__DATA LISTING__
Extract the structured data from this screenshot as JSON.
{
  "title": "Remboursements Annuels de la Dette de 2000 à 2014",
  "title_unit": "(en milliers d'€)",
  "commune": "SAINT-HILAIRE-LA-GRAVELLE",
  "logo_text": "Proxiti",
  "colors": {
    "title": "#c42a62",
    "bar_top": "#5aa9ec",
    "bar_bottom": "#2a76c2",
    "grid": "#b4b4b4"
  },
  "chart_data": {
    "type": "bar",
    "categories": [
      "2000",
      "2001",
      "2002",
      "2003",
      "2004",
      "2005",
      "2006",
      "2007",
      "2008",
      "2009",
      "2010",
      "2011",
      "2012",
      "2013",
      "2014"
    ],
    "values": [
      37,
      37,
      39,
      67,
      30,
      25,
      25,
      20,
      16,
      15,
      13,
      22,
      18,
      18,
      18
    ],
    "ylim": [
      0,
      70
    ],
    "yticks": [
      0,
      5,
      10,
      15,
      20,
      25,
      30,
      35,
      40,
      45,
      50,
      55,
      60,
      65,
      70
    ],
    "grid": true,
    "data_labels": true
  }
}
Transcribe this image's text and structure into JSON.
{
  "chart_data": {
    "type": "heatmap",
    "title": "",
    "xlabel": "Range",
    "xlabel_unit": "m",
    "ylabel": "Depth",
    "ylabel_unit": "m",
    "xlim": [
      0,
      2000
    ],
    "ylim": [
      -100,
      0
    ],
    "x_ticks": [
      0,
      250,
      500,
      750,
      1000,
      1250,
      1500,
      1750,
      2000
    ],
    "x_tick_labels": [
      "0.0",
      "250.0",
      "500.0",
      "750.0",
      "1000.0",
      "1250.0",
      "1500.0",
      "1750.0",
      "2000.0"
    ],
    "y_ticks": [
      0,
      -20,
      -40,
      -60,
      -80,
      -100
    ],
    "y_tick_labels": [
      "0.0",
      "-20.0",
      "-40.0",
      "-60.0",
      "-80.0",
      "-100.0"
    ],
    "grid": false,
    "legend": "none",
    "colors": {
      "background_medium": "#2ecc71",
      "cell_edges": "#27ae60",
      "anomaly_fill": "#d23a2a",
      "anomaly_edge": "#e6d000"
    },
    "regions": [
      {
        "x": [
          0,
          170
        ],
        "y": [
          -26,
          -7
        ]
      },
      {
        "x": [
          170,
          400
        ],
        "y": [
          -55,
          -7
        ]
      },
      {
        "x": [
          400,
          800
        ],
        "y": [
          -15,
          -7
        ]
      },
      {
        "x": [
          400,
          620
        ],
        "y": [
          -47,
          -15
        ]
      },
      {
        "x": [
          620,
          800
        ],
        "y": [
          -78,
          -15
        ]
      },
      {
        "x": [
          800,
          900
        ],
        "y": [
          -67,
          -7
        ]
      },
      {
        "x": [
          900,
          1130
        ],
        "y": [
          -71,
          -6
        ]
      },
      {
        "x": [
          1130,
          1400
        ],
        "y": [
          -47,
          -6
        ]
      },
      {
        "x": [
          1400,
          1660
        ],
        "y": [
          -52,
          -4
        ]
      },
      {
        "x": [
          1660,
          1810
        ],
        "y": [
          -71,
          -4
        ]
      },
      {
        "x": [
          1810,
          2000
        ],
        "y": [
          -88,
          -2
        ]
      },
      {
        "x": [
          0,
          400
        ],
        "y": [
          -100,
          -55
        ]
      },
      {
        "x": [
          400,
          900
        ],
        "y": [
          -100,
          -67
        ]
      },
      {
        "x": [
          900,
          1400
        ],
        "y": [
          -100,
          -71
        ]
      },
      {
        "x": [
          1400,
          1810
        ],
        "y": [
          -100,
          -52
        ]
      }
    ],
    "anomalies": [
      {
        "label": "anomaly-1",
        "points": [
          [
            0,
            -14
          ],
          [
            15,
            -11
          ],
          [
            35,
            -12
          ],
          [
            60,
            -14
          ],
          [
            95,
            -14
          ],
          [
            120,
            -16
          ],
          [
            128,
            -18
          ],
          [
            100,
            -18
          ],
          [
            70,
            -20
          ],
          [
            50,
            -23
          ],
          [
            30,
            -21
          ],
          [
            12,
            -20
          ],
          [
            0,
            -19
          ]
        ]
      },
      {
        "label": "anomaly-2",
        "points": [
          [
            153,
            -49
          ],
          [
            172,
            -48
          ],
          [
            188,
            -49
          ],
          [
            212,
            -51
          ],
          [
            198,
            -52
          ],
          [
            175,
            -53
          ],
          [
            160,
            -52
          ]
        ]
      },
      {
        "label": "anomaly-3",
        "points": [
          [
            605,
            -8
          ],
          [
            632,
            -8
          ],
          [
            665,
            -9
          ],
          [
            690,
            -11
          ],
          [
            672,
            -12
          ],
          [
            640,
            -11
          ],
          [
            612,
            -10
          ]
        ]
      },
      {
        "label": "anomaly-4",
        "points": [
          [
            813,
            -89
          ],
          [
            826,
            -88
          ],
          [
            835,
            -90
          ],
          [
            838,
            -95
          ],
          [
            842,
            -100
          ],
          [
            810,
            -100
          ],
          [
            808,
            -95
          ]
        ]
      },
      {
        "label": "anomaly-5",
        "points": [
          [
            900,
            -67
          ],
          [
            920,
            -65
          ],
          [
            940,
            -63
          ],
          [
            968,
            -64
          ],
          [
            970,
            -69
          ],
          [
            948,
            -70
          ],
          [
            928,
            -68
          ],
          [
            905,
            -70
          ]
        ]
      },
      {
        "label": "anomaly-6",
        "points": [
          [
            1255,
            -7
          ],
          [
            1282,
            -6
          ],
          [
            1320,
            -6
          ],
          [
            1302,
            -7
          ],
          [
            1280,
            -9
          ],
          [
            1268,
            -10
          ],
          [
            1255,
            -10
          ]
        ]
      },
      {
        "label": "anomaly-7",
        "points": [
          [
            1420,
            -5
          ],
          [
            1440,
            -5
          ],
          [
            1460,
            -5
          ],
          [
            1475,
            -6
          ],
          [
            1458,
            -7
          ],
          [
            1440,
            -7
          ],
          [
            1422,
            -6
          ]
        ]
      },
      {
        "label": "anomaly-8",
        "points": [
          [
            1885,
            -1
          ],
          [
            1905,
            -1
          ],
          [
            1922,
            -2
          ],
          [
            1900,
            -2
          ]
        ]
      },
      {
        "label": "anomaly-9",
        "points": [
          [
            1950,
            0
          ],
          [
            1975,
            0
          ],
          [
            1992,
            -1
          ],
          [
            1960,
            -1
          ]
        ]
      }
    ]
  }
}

__YOUR OBJECTIVE__
Retype the entries one by one, exactly.

__CORRECT RESULT__
Extract the structured data from this screenshot as JSON.
{
  "title": "Remboursements Annuels de la Dette de 2000 à 2014",
  "title_unit": "(en milliers d'€)",
  "commune": "SAINT-HILAIRE-LA-GRAVELLE",
  "logo_text": "Proxiti",
  "colors": {
    "title": "#c42a62",
    "bar_top": "#5aa9ec",
    "bar_bottom": "#2a76c2",
    "grid": "#b4b4b4"
  },
  "chart_data": {
    "type": "bar",
    "categories": [
      "2000",
      "2001",
      "2002",
      "2003",
      "2004",
      "2005",
      "2006",
      "2007",
      "2008",
      "2009",
      "2010",
      "2011",
      "2012",
      "2013",
      "2014"
    ],
    "values": [
      37,
      37,
      39,
      67,
      30,
      25,
      25,
      20,
      16,
      15,
      13,
      22,
      18,
      18,
      18
    ],
    "ylim": [
      0,
      70
    ],
    "yticks": [
      0,
      5,
      10,
      15,
      20,
      25,
      30,
      35,
      40,
      45,
      50,
      55,
      60,
      65,
      70
    ],
    "grid": true,
    "data_labels": true
  }
}
Transcribe this image's text and structure into JSON.
{
  "chart_data": {
    "type": "heatmap",
    "title": "",
    "xlabel": "Range",
    "xlabel_unit": "m",
    "ylabel": "Depth",
    "ylabel_unit": "m",
    "xlim": [
      0,
      2000
    ],
    "ylim": [
      -100,
      0
    ],
    "x_ticks": [
      0,
      250,
      500,
      750,
      1000,
      1250,
      1500,
      1750,
      2000
    ],
    "x_tick_labels": [
      "0.0",
      "250.0",
      "500.0",
      "750.0",
      "1000.0",
      "1250.0",
      "1500.0",
      "1750.0",
      "2000.0"
    ],
    "y_ticks": [
      0,
      -20,
      -40,
      -60,
      -80,
      -100
    ],
    "y_tick_labels": [
      "0.0",
      "-20.0",
      "-40.0",
      "-60.0",
      "-80.0",
      "-100.0"
    ],
    "grid": false,
    "legend": "none",
    "colors": {
      "background_medium": "#2ecc71",
      "cell_edges": "#27ae60",
      "anomaly_fill": "#d23a2a",
      "anomaly_edge": "#e6d000"
    },
    "regions": [
      {
        "x": [
          0,
          170
        ],
        "y": [
          -26,
          -7
        ]
      },
      {
        "x": [
          170,
          400
        ],
        "y": [
          -55,
          -7
        ]
      },
      {
        "x": [
          400,
          800
        ],
        "y": [
          -15,
          -7
        ]
      },
      {
        "x": [
          400,
          620
        ],
        "y": [
          -47,
          -15
        ]
      },
      {
        "x": [
          620,
          800
        ],
        "y": [
          -78,
          -15
        ]
      },
      {
        "x": [
          800,
          900
        ],
        "y": [
          -67,
          -7
        ]
      },
      {
        "x": [
          900,
          1130
        ],
        "y": [
          -71,
          -6
        ]
      },
      {
        "x": [
          1130,
          1400
        ],
        "y": [
          -47,
          -6
        ]
      },
      {
        "x": [
          1400,
          1660
        ],
        "y": [
          -52,
          -4
        ]
      },
      {
        "x": [
          1660,
          1810
        ],
        "y": [
          -71,
          -4
        ]
      },
      {
        "x": [
          1810,
          2000
        ],
        "y": [
          -88,
          -2
        ]
      },
      {
        "x": [
          0,
          400
        ],
        "y": [
          -100,
          -55
        ]
      },
      {
        "x": [
          400,
          900
        ],
        "y": [
          -100,
          -67
        ]
      },
      {
        "x": [
          900,
          1400
        ],
        "y": [
          -100,
          -71
        ]
      },
      {
        "x": [
          1400,
          1810
        ],
        "y": [
          -100,
          -52
        ]
      }
    ],
    "anomalies": [
      {
        "label": "anomaly-1",
        "points": [
          [
            0,
            -14
          ],
          [
            15,
            -11
          ],
          [
            35,
            -12
          ],
          [
            60,
            -14
          ],
          [
            95,
            -14
          ],
          [
            120,
            -16
          ],
          [
            128,
            -18
          ],
          [
            100,
            -18
          ],
          [
            70,
            -20
          ],
          [
            50,
            -23
          ],
          [
            30,
            -21
          ],
          [
            12,
            -20
          ],
          [
            0,
            -19
          ]
        ]
      },
      {
        "label": "anomaly-2",
        "points": [
          [
            153,
            -49
          ],
          [
            172,
            -48
          ],
          [
            188,
            -49
          ],
          [
            212,
            -51
          ],
          [
            198,
            -52
          ],
          [
            175,
            -53
          ],
          [
            160,
            -52
          ]
        ]
      },
      {
        "label": "anomaly-3",
        "points": [
          [
            605,
            -8
          ],
          [
            632,
            -8
          ],
          [
            665,
            -9
          ],
          [
            690,
            -11
          ],
          [
            672,
            -12
          ],
          [
            640,
            -11
          ],
          [
            612,
            -10
          ]
        ]
      },
      {
        "label": "anomaly-4",
        "points": [
          [
            813,
            -89
          ],
          [
            826,
            -88
          ],
          [
            835,
            -90
          ],
          [
            838,
            -95
          ],
          [
            842,
            -100
          ],
          [
            810,
            -100
          ],
          [
            808,
            -95
          ]
        ]
      },
      {
        "label": "anomaly-5",
        "points": [
          [
            900,
            -67
          ],
          [
            920,
            -65
          ],
          [
            940,
            -63
          ],
          [
            968,
            -64
          ],
          [
            970,
            -69
          ],
          [
            948,
            -70
          ],
          [
            928,
            -68
          ],
          [
            905,
            -70
          ]
        ]
      },
      {
        "label": "anomaly-6",
        "points": [
          [
            1255,
            -7
          ],
          [
            1282,
            -6
          ],
          [
            1320,
            -6
          ],
          [
            1302,
            -7
          ],
          [
            1280,
            -9
          ],
          [
            1268,
            -10
          ],
          [
            1255,
            -10
          ]
        ]
      },
      {
        "label": "anomaly-7",
        "points": [
          [
            1420,
            -5
          ],
          [
            1440,
            -5
          ],
          [
            1460,
            -5
          ],
          [
            1475,
            -6
          ],
          [
            1458,
            -7
          ],
          [
            1440,
            -7
          ],
          [
            1422,
            -6
          ]
        ]
      },
      {
        "label": "anomaly-8",
        "points": [
          [
            1885,
            -1
          ],
          [
            1905,
            -1
          ],
          [
            1922,
            -2
          ],
          [
            1900,
            -2
          ]
        ]
      },
      {
        "label": "anomaly-9",
        "points": [
          [
            1950,
            0
          ],
          [
            1975,
            0
          ],
          [
            1992,
            -1
          ],
          [
            1960,
            -1
          ]
        ]
      }
    ]
  }
}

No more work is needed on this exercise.